_Given exercise_
Return all lines from the listing below in which the string "this" occurs.

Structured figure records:
====
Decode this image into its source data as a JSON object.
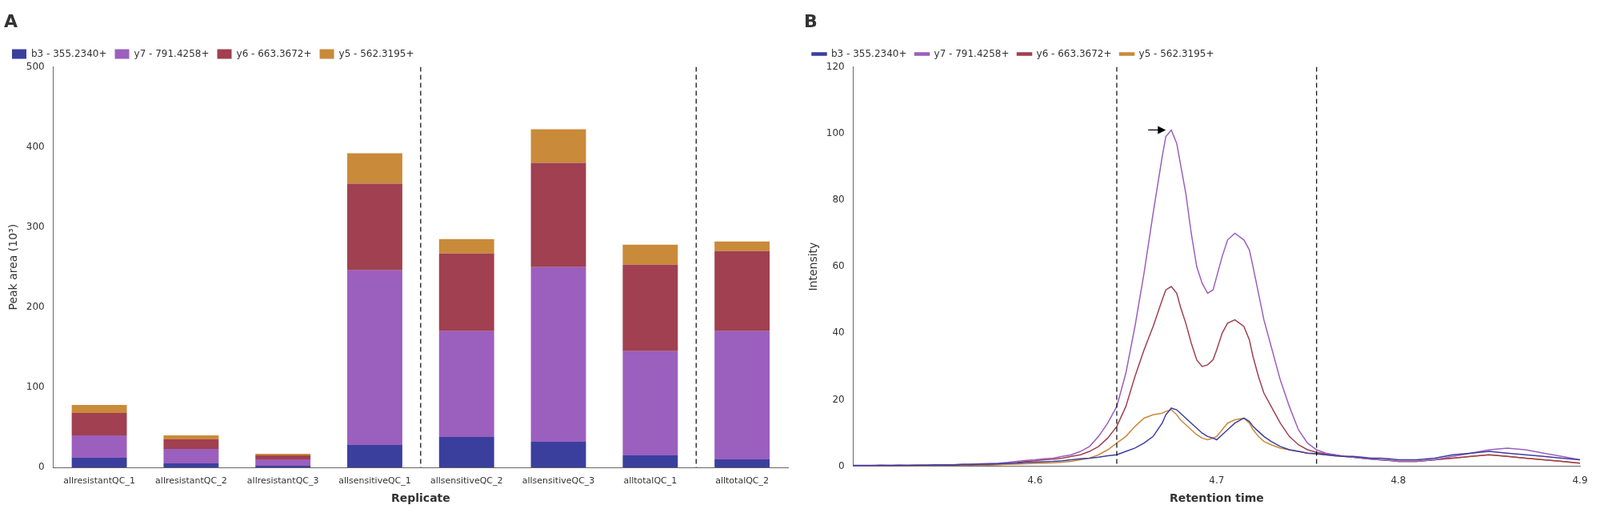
{
  "chart_data": [
    {
      "type": "bar",
      "title": "A",
      "stacked": true,
      "categories": [
        "allresistantQC_1",
        "allresistantQC_2",
        "allresistantQC_3",
        "allsensitiveQC_1",
        "allsensitiveQC_2",
        "allsensitiveQC_3",
        "alltotalQC_1",
        "alltotalQC_2"
      ],
      "series": [
        {
          "name": "b3 - 355.2340+",
          "color": "#3A3F9E",
          "values": [
            12,
            5,
            2,
            28,
            38,
            32,
            15,
            10
          ]
        },
        {
          "name": "y7 - 791.4258+",
          "color": "#9B5FBE",
          "values": [
            28,
            18,
            8,
            218,
            132,
            218,
            130,
            160
          ]
        },
        {
          "name": "y6 - 663.3672+",
          "color": "#A04050",
          "values": [
            28,
            12,
            5,
            108,
            97,
            130,
            108,
            100
          ]
        },
        {
          "name": "y5 - 562.3195+",
          "color": "#C98A3A",
          "values": [
            10,
            5,
            2,
            38,
            18,
            42,
            25,
            12
          ]
        }
      ],
      "xlabel": "Replicate",
      "ylabel": "Peak area (10³)",
      "ylim": [
        0,
        500
      ],
      "yticks": [
        0,
        100,
        200,
        300,
        400,
        500
      ],
      "vlines": [
        3.5,
        6.5
      ],
      "grid": false,
      "legend": "upper left"
    },
    {
      "type": "line",
      "title": "B",
      "x": [
        4.5,
        4.505,
        4.51,
        4.515,
        4.52,
        4.525,
        4.53,
        4.535,
        4.54,
        4.545,
        4.55,
        4.555,
        4.56,
        4.565,
        4.57,
        4.575,
        4.58,
        4.585,
        4.59,
        4.595,
        4.6,
        4.605,
        4.61,
        4.615,
        4.62,
        4.625,
        4.63,
        4.635,
        4.64,
        4.645,
        4.65,
        4.655,
        4.66,
        4.665,
        4.67,
        4.672,
        4.675,
        4.678,
        4.68,
        4.683,
        4.686,
        4.689,
        4.692,
        4.695,
        4.698,
        4.7,
        4.703,
        4.706,
        4.71,
        4.715,
        4.718,
        4.72,
        4.723,
        4.726,
        4.73,
        4.735,
        4.74,
        4.745,
        4.75,
        4.755,
        4.76,
        4.765,
        4.77,
        4.775,
        4.78,
        4.785,
        4.79,
        4.795,
        4.8,
        4.81,
        4.82,
        4.83,
        4.84,
        4.85,
        4.86,
        4.87,
        4.88,
        4.89,
        4.9
      ],
      "series": [
        {
          "name": "b3 - 355.2340+",
          "color": "#3A3F9E",
          "values": [
            0.3,
            0.3,
            0.3,
            0.4,
            0.3,
            0.4,
            0.3,
            0.4,
            0.4,
            0.5,
            0.5,
            0.5,
            0.6,
            0.6,
            0.7,
            0.7,
            0.8,
            0.9,
            1.0,
            1.2,
            1.3,
            1.4,
            1.5,
            1.7,
            2.0,
            2.3,
            2.5,
            2.8,
            3.2,
            3.5,
            4.5,
            5.5,
            7.0,
            9.0,
            13.0,
            15.5,
            17.5,
            17.0,
            16.0,
            14.5,
            13.0,
            11.5,
            10.0,
            9.0,
            8.5,
            8.0,
            9.5,
            11.0,
            13.0,
            14.5,
            13.5,
            12.0,
            10.5,
            9.0,
            7.5,
            6.0,
            5.0,
            4.5,
            4.0,
            3.8,
            3.5,
            3.2,
            3.0,
            3.0,
            2.8,
            2.5,
            2.5,
            2.3,
            2.0,
            2.0,
            2.5,
            3.5,
            4.0,
            4.5,
            4.0,
            3.5,
            3.0,
            2.5,
            2.0
          ]
        },
        {
          "name": "y7 - 791.4258+",
          "color": "#9B5FBE",
          "values": [
            0.2,
            0.2,
            0.2,
            0.3,
            0.3,
            0.3,
            0.3,
            0.4,
            0.4,
            0.4,
            0.5,
            0.5,
            0.6,
            0.7,
            0.8,
            0.9,
            1.0,
            1.2,
            1.5,
            1.8,
            2.0,
            2.3,
            2.5,
            3.0,
            3.5,
            4.5,
            6.0,
            9.0,
            13.0,
            18.0,
            28.0,
            42.0,
            58.0,
            76.0,
            93.0,
            99.0,
            101.0,
            97.0,
            91.0,
            82.0,
            70.0,
            60.0,
            55.0,
            52.0,
            53.0,
            57.0,
            63.0,
            68.0,
            70.0,
            68.0,
            65.0,
            60.0,
            52.0,
            44.0,
            36.0,
            26.0,
            18.0,
            11.0,
            7.0,
            5.0,
            4.0,
            3.5,
            3.0,
            2.8,
            2.5,
            2.2,
            2.0,
            1.8,
            1.5,
            1.5,
            2.0,
            3.0,
            4.0,
            5.0,
            5.5,
            5.0,
            4.0,
            3.0,
            2.0
          ]
        },
        {
          "name": "y6 - 663.3672+",
          "color": "#A04050",
          "values": [
            0.2,
            0.2,
            0.2,
            0.2,
            0.2,
            0.3,
            0.3,
            0.3,
            0.3,
            0.4,
            0.4,
            0.4,
            0.5,
            0.5,
            0.6,
            0.7,
            0.8,
            1.0,
            1.2,
            1.5,
            1.7,
            2.0,
            2.2,
            2.5,
            3.0,
            3.5,
            4.5,
            6.0,
            8.5,
            12.0,
            18.0,
            27.0,
            35.0,
            42.0,
            50.0,
            53.0,
            54.0,
            52.0,
            48.0,
            43.0,
            37.0,
            32.0,
            30.0,
            30.5,
            32.0,
            35.0,
            40.0,
            43.0,
            44.0,
            42.0,
            38.0,
            33.0,
            27.0,
            22.0,
            18.0,
            13.0,
            9.0,
            6.5,
            5.0,
            4.2,
            3.8,
            3.5,
            3.0,
            2.8,
            2.5,
            2.3,
            2.0,
            1.8,
            1.5,
            1.5,
            2.0,
            2.5,
            3.0,
            3.5,
            3.0,
            2.5,
            2.0,
            1.5,
            1.0
          ]
        },
        {
          "name": "y5 - 562.3195+",
          "color": "#C98A3A",
          "values": [
            0.1,
            0.1,
            0.1,
            0.1,
            0.2,
            0.2,
            0.2,
            0.2,
            0.2,
            0.3,
            0.3,
            0.3,
            0.3,
            0.4,
            0.4,
            0.4,
            0.5,
            0.6,
            0.7,
            0.8,
            0.9,
            1.0,
            1.1,
            1.3,
            1.5,
            2.0,
            2.5,
            3.5,
            5.0,
            7.0,
            9.0,
            12.0,
            14.5,
            15.5,
            16.0,
            16.5,
            17.0,
            15.5,
            14.0,
            12.5,
            11.0,
            9.5,
            8.5,
            8.0,
            8.5,
            9.0,
            11.0,
            13.0,
            14.0,
            14.5,
            13.0,
            11.0,
            9.0,
            7.5,
            6.5,
            5.5,
            5.0,
            4.5,
            4.0,
            3.8,
            3.5,
            3.2,
            3.0,
            2.8,
            2.5,
            2.2,
            2.0,
            1.8,
            1.5,
            1.5,
            2.0,
            2.5,
            3.0,
            3.5,
            3.0,
            2.5,
            2.0,
            1.5,
            1.0
          ]
        }
      ],
      "xlabel": "Retention time",
      "ylabel": "Intensity",
      "xlim": [
        4.5,
        4.9
      ],
      "xticks": [
        4.6,
        4.7,
        4.8,
        4.9
      ],
      "ylim": [
        0,
        120
      ],
      "yticks": [
        0,
        20,
        40,
        60,
        80,
        100,
        120
      ],
      "vlines": [
        4.645,
        4.755
      ],
      "arrow": {
        "x": 4.672,
        "y": 101
      },
      "grid": false,
      "legend": "upper left"
    }
  ]
}
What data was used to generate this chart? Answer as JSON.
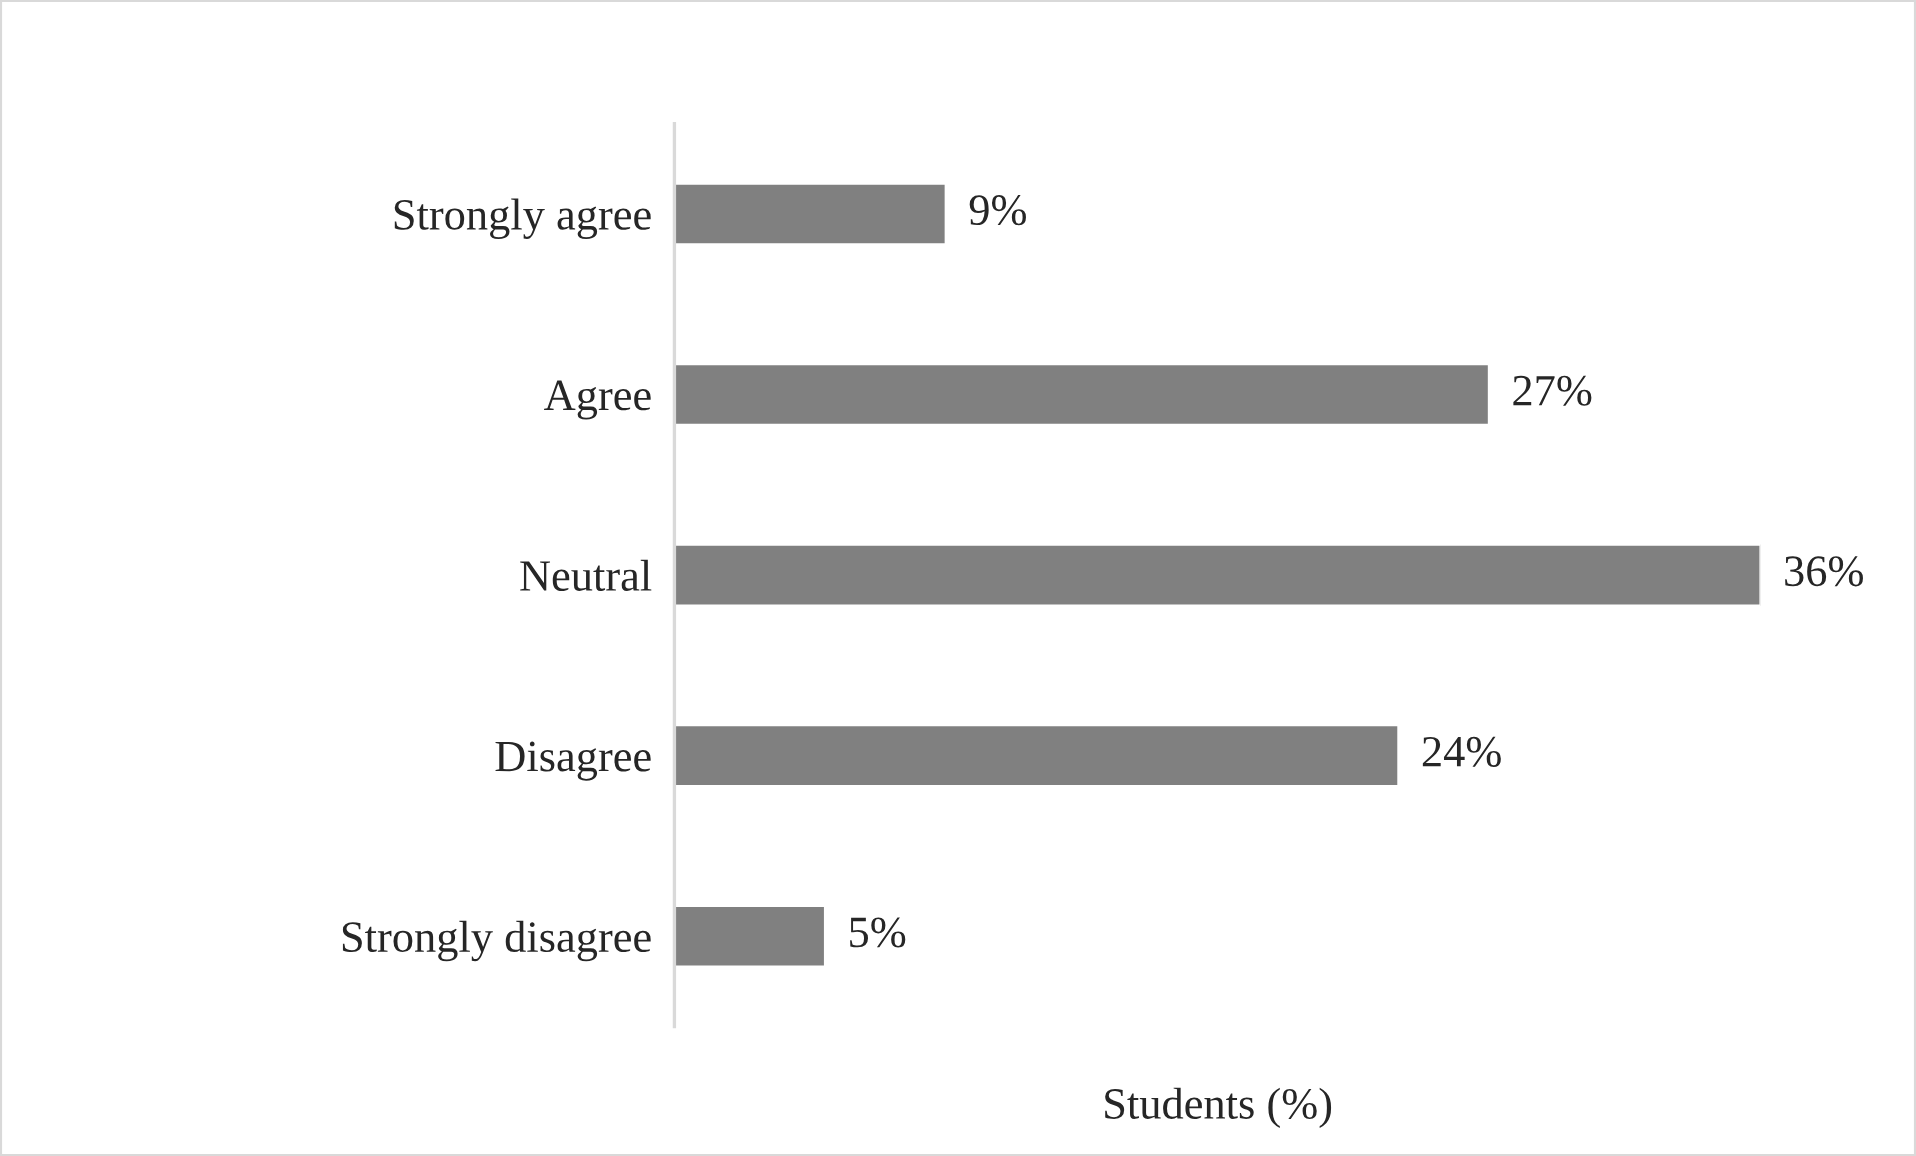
====
_Correct result_
Decode this image into its source data as a JSON object.
What data was used to generate this chart? Answer as JSON.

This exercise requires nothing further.